### Directions for this task
Your task is to output the listing word for word, with pictures excluded.

[start of The data]

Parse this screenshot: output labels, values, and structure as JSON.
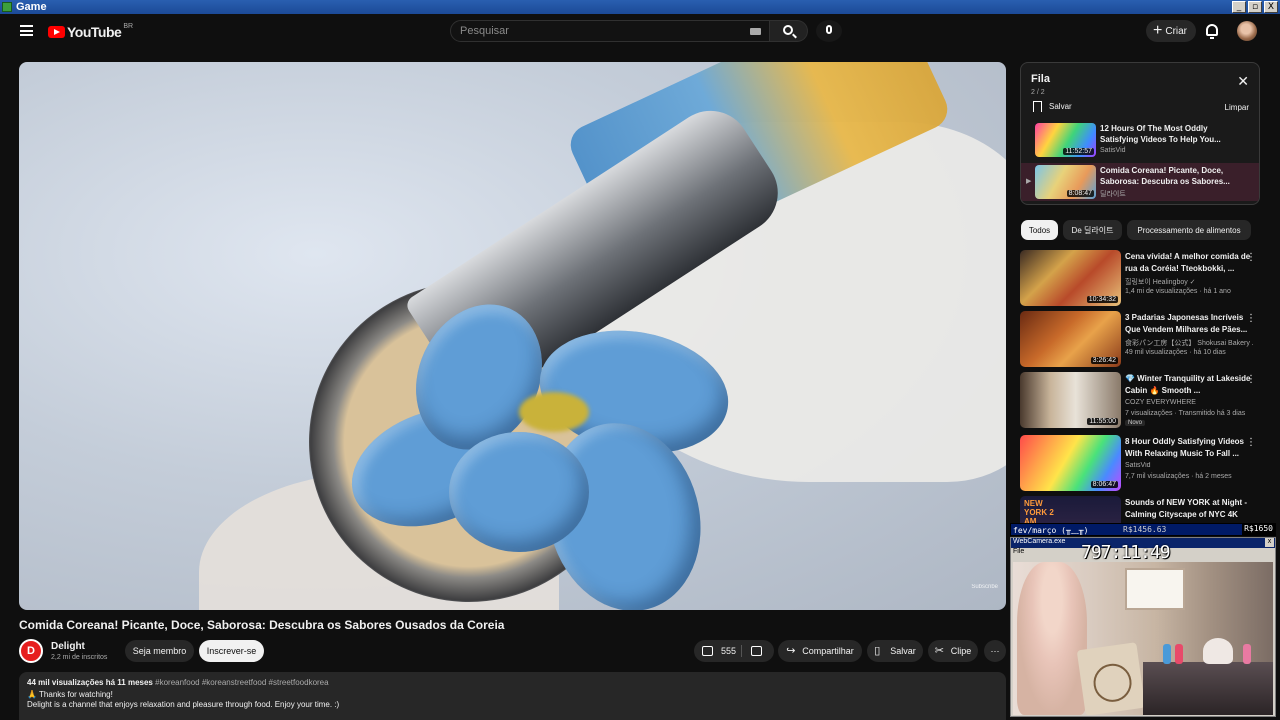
{
  "window": {
    "title": "Game",
    "controls": [
      "_",
      "▫",
      "X"
    ]
  },
  "topbar": {
    "logo_text": "YouTube",
    "logo_country": "BR",
    "search_placeholder": "Pesquisar",
    "create_label": "Criar",
    "icons": [
      "menu-icon",
      "keyboard-icon",
      "search-icon",
      "mic-icon",
      "plus-icon",
      "bell-icon"
    ]
  },
  "video": {
    "title": "Comida Coreana! Picante, Doce, Saborosa: Descubra os Sabores Ousados da Coreia",
    "watermark": "Subscribe",
    "channel": {
      "name": "Delight",
      "subs": "2,2 mi de inscritos",
      "avatar_letter": "D"
    },
    "member_label": "Seja membro",
    "subscribe_label": "Inscrever-se",
    "likes": "555",
    "share_label": "Compartilhar",
    "save_label": "Salvar",
    "clip_label": "Clipe",
    "more_label": "⋯",
    "description": {
      "views": "44 mil visualizações",
      "age": "há 11 meses",
      "tags": "#koreanfood #koreanstreetfood #streetfoodkorea",
      "line1": "🙏 Thanks for watching!",
      "line2": "Delight is a channel that enjoys relaxation and pleasure through food. Enjoy your time. :)"
    }
  },
  "queue": {
    "title": "Fila",
    "count": "2 / 2",
    "save_label": "Salvar",
    "clear_label": "Limpar",
    "close_label": "✕",
    "items": [
      {
        "title": "12 Hours Of The Most Oddly Satisfying Videos To Help You...",
        "channel": "SatisVid",
        "duration": "11:52:57",
        "active": false
      },
      {
        "title": "Comida Coreana! Picante, Doce, Saborosa: Descubra os Sabores...",
        "channel": "딜라이트",
        "duration": "8:08:47",
        "active": true,
        "arrow": "▶"
      }
    ]
  },
  "chips": [
    "Todos",
    "De 딜라이트",
    "Processamento de alimentos"
  ],
  "recommendations": [
    {
      "title": "Cena vívida! A melhor comida de rua da Coréia! Tteokbokki, ...",
      "channel": "힐링보이 Healingboy ✓",
      "meta": "1,4 mi de visualizações · há 1 ano",
      "duration": "10:34:32",
      "badge": ""
    },
    {
      "title": "3 Padarias Japonesas Incríveis Que Vendem Milhares de Pães...",
      "channel": "食彩パン工房【公式】 Shokusai Bakery ...",
      "meta": "49 mil visualizações · há 10 dias",
      "duration": "3:26:42",
      "badge": ""
    },
    {
      "title": "💎 Winter Tranquility at Lakeside Cabin 🔥 Smooth ...",
      "channel": "COZY EVERYWHERE",
      "meta": "7 visualizações · Transmitido há 3 dias",
      "duration": "11:55:00",
      "badge": "Novo"
    },
    {
      "title": "8 Hour Oddly Satisfying Videos With Relaxing Music To Fall ...",
      "channel": "SatisVid",
      "meta": "7,7 mil visualizações · há 2 meses",
      "duration": "8:06:47",
      "badge": ""
    },
    {
      "title": "Sounds of NEW YORK at Night - Calming Cityscape of NYC 4K",
      "channel": "",
      "meta": "",
      "duration": "",
      "badge": "",
      "thumb_text": "NEW YORK 2 AM"
    }
  ],
  "overlay": {
    "bar_left": "fev/março (╥﹏╥)",
    "bar_mid": "R$1456.63",
    "bar_right": "R$1650",
    "cam_title": "WebCamera.exe",
    "cam_menu": "File",
    "timer": "797:11:49"
  },
  "colors": {
    "background": "#0f0f0f",
    "accent_red": "#ff0000",
    "queue_active": "#3a1f2a",
    "overlay_blue": "#001a66"
  }
}
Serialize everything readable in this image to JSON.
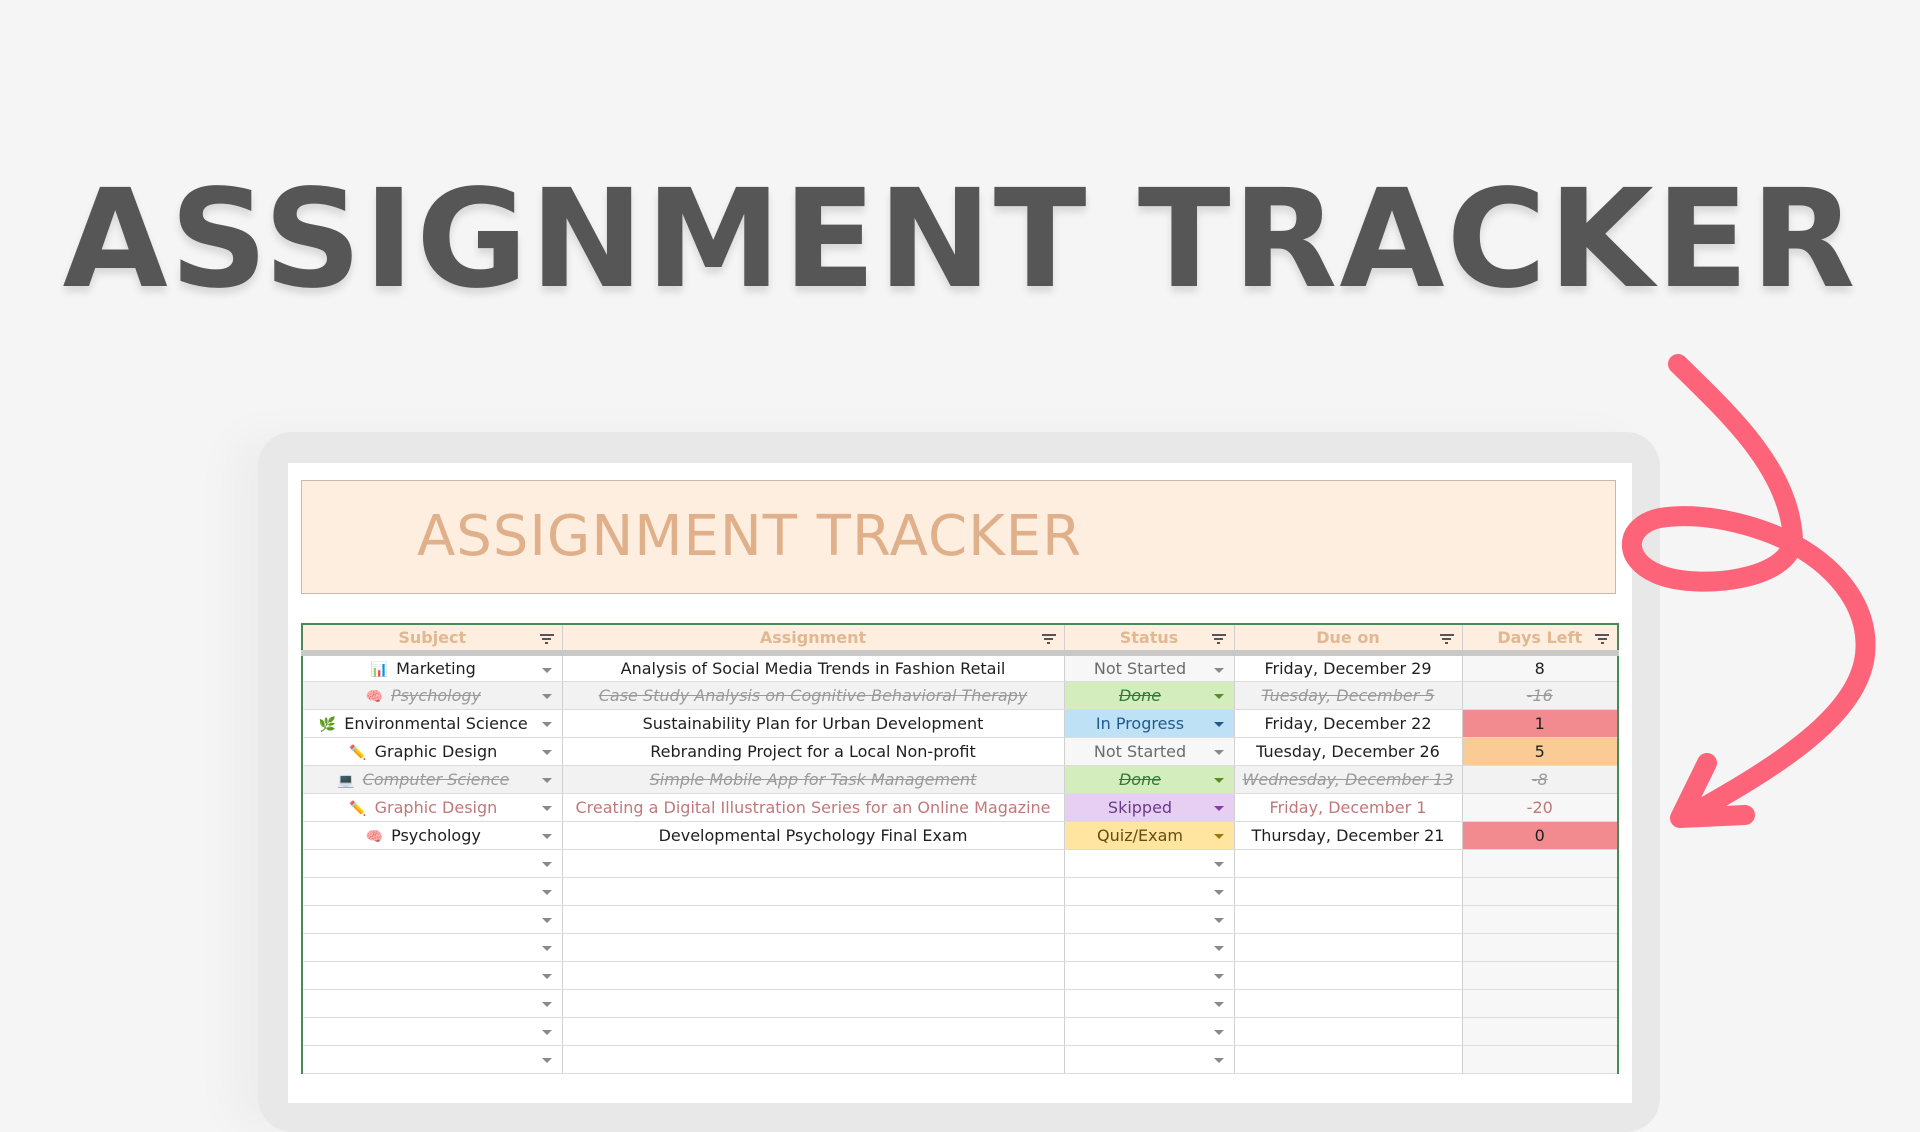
{
  "hero": {
    "title": "ASSIGNMENT TRACKER"
  },
  "sheet": {
    "banner_title": "ASSIGNMENT TRACKER",
    "columns": [
      "Subject",
      "Assignment",
      "Status",
      "Due on",
      "Days Left"
    ],
    "rows": [
      {
        "icon": "📊",
        "icon_name": "bar-chart-icon",
        "subject": "Marketing",
        "assignment": "Analysis of Social Media Trends in Fashion Retail",
        "status": "Not Started",
        "due": "Friday, December 29",
        "days_left": "8",
        "style": "normal"
      },
      {
        "icon": "🧠",
        "icon_name": "brain-icon",
        "subject": "Psychology",
        "assignment": "Case Study Analysis on Cognitive Behavioral Therapy",
        "status": "Done",
        "due": "Tuesday, December 5",
        "days_left": "-16",
        "style": "done"
      },
      {
        "icon": "🌿",
        "icon_name": "herb-icon",
        "subject": "Environmental Science",
        "assignment": "Sustainability Plan for Urban Development",
        "status": "In Progress",
        "due": "Friday, December 22",
        "days_left": "1",
        "style": "normal"
      },
      {
        "icon": "✏️",
        "icon_name": "pencil-icon",
        "subject": "Graphic Design",
        "assignment": "Rebranding Project for a Local Non-profit",
        "status": "Not Started",
        "due": "Tuesday, December 26",
        "days_left": "5",
        "style": "normal"
      },
      {
        "icon": "💻",
        "icon_name": "laptop-icon",
        "subject": "Computer Science",
        "assignment": "Simple Mobile App for Task Management",
        "status": "Done",
        "due": "Wednesday, December 13",
        "days_left": "-8",
        "style": "done"
      },
      {
        "icon": "✏️",
        "icon_name": "pencil-icon",
        "subject": "Graphic Design",
        "assignment": "Creating a Digital Illustration Series for an Online Magazine",
        "status": "Skipped",
        "due": "Friday, December 1",
        "days_left": "-20",
        "style": "skipped"
      },
      {
        "icon": "🧠",
        "icon_name": "brain-icon",
        "subject": "Psychology",
        "assignment": "Developmental Psychology Final Exam",
        "status": "Quiz/Exam",
        "due": "Thursday, December 21",
        "days_left": "0",
        "style": "normal"
      }
    ],
    "empty_rows": 8
  },
  "colors": {
    "status": {
      "Not Started": {
        "bg": "#f7f7f7",
        "fg": "#6b6b6b",
        "caret": "#8a8a8a"
      },
      "Done": {
        "bg": "#d4edbc",
        "fg": "#2f7a3a",
        "caret": "#5a8a2a"
      },
      "In Progress": {
        "bg": "#bfe1f6",
        "fg": "#1f5a8a",
        "caret": "#1f5a8a"
      },
      "Skipped": {
        "bg": "#e6cff2",
        "fg": "#6a3a8a",
        "caret": "#8a3aa8"
      },
      "Quiz/Exam": {
        "bg": "#ffe5a0",
        "fg": "#6a4a10",
        "caret": "#9a7a10"
      }
    },
    "days_urgent": "#f28b8f",
    "days_soon": "#fbcb96",
    "arrow": "#fd6379"
  }
}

[end of The data]

### Reply
Parse this screenshot: output labels, values, and structure as JSON.
{
  "window": {
    "title": "Game",
    "controls": [
      "_",
      "▫",
      "X"
    ]
  },
  "topbar": {
    "logo_text": "YouTube",
    "logo_country": "BR",
    "search_placeholder": "Pesquisar",
    "create_label": "Criar",
    "icons": [
      "menu-icon",
      "keyboard-icon",
      "search-icon",
      "mic-icon",
      "plus-icon",
      "bell-icon"
    ]
  },
  "video": {
    "title": "Comida Coreana! Picante, Doce, Saborosa: Descubra os Sabores Ousados da Coreia",
    "watermark": "Subscribe",
    "channel": {
      "name": "Delight",
      "subs": "2,2 mi de inscritos",
      "avatar_letter": "D"
    },
    "member_label": "Seja membro",
    "subscribe_label": "Inscrever-se",
    "likes": "555",
    "share_label": "Compartilhar",
    "save_label": "Salvar",
    "clip_label": "Clipe",
    "more_label": "⋯",
    "description": {
      "views": "44 mil visualizações",
      "age": "há 11 meses",
      "tags": "#koreanfood #koreanstreetfood #streetfoodkorea",
      "line1": "🙏 Thanks for watching!",
      "line2": "Delight is a channel that enjoys relaxation and pleasure through food. Enjoy your time. :)"
    }
  },
  "queue": {
    "title": "Fila",
    "count": "2 / 2",
    "save_label": "Salvar",
    "clear_label": "Limpar",
    "close_label": "✕",
    "items": [
      {
        "title": "12 Hours Of The Most Oddly Satisfying Videos To Help You...",
        "channel": "SatisVid",
        "duration": "11:52:57",
        "active": false
      },
      {
        "title": "Comida Coreana! Picante, Doce, Saborosa: Descubra os Sabores...",
        "channel": "딜라이트",
        "duration": "8:08:47",
        "active": true,
        "arrow": "▶"
      }
    ]
  },
  "chips": [
    "Todos",
    "De 딜라이트",
    "Processamento de alimentos"
  ],
  "recommendations": [
    {
      "title": "Cena vívida! A melhor comida de rua da Coréia! Tteokbokki, ...",
      "channel": "힐링보이 Healingboy ✓",
      "meta": "1,4 mi de visualizações · há 1 ano",
      "duration": "10:34:32",
      "badge": ""
    },
    {
      "title": "3 Padarias Japonesas Incríveis Que Vendem Milhares de Pães...",
      "channel": "食彩パン工房【公式】 Shokusai Bakery ...",
      "meta": "49 mil visualizações · há 10 dias",
      "duration": "3:26:42",
      "badge": ""
    },
    {
      "title": "💎 Winter Tranquility at Lakeside Cabin 🔥 Smooth ...",
      "channel": "COZY EVERYWHERE",
      "meta": "7 visualizações · Transmitido há 3 dias",
      "duration": "11:55:00",
      "badge": "Novo"
    },
    {
      "title": "8 Hour Oddly Satisfying Videos With Relaxing Music To Fall ...",
      "channel": "SatisVid",
      "meta": "7,7 mil visualizações · há 2 meses",
      "duration": "8:06:47",
      "badge": ""
    },
    {
      "title": "Sounds of NEW YORK at Night - Calming Cityscape of NYC 4K",
      "channel": "",
      "meta": "",
      "duration": "",
      "badge": "",
      "thumb_text": "NEW YORK 2 AM"
    }
  ],
  "overlay": {
    "bar_left": "fev/março (╥﹏╥)",
    "bar_mid": "R$1456.63",
    "bar_right": "R$1650",
    "cam_title": "WebCamera.exe",
    "cam_menu": "File",
    "timer": "797:11:49"
  },
  "colors": {
    "background": "#0f0f0f",
    "accent_red": "#ff0000",
    "queue_active": "#3a1f2a",
    "overlay_blue": "#001a66"
  }
}
Serialize everything readable in this image to JSON.
{
  "hero": {
    "title": "ASSIGNMENT TRACKER"
  },
  "sheet": {
    "banner_title": "ASSIGNMENT TRACKER",
    "columns": [
      "Subject",
      "Assignment",
      "Status",
      "Due on",
      "Days Left"
    ],
    "rows": [
      {
        "icon": "📊",
        "icon_name": "bar-chart-icon",
        "subject": "Marketing",
        "assignment": "Analysis of Social Media Trends in Fashion Retail",
        "status": "Not Started",
        "due": "Friday, December 29",
        "days_left": "8",
        "style": "normal"
      },
      {
        "icon": "🧠",
        "icon_name": "brain-icon",
        "subject": "Psychology",
        "assignment": "Case Study Analysis on Cognitive Behavioral Therapy",
        "status": "Done",
        "due": "Tuesday, December 5",
        "days_left": "-16",
        "style": "done"
      },
      {
        "icon": "🌿",
        "icon_name": "herb-icon",
        "subject": "Environmental Science",
        "assignment": "Sustainability Plan for Urban Development",
        "status": "In Progress",
        "due": "Friday, December 22",
        "days_left": "1",
        "style": "normal"
      },
      {
        "icon": "✏️",
        "icon_name": "pencil-icon",
        "subject": "Graphic Design",
        "assignment": "Rebranding Project for a Local Non-profit",
        "status": "Not Started",
        "due": "Tuesday, December 26",
        "days_left": "5",
        "style": "normal"
      },
      {
        "icon": "💻",
        "icon_name": "laptop-icon",
        "subject": "Computer Science",
        "assignment": "Simple Mobile App for Task Management",
        "status": "Done",
        "due": "Wednesday, December 13",
        "days_left": "-8",
        "style": "done"
      },
      {
        "icon": "✏️",
        "icon_name": "pencil-icon",
        "subject": "Graphic Design",
        "assignment": "Creating a Digital Illustration Series for an Online Magazine",
        "status": "Skipped",
        "due": "Friday, December 1",
        "days_left": "-20",
        "style": "skipped"
      },
      {
        "icon": "🧠",
        "icon_name": "brain-icon",
        "subject": "Psychology",
        "assignment": "Developmental Psychology Final Exam",
        "status": "Quiz/Exam",
        "due": "Thursday, December 21",
        "days_left": "0",
        "style": "normal"
      }
    ],
    "empty_rows": 8
  },
  "colors": {
    "status": {
      "Not Started": {
        "bg": "#f7f7f7",
        "fg": "#6b6b6b",
        "caret": "#8a8a8a"
      },
      "Done": {
        "bg": "#d4edbc",
        "fg": "#2f7a3a",
        "caret": "#5a8a2a"
      },
      "In Progress": {
        "bg": "#bfe1f6",
        "fg": "#1f5a8a",
        "caret": "#1f5a8a"
      },
      "Skipped": {
        "bg": "#e6cff2",
        "fg": "#6a3a8a",
        "caret": "#8a3aa8"
      },
      "Quiz/Exam": {
        "bg": "#ffe5a0",
        "fg": "#6a4a10",
        "caret": "#9a7a10"
      }
    },
    "days_urgent": "#f28b8f",
    "days_soon": "#fbcb96",
    "arrow": "#fd6379"
  }
}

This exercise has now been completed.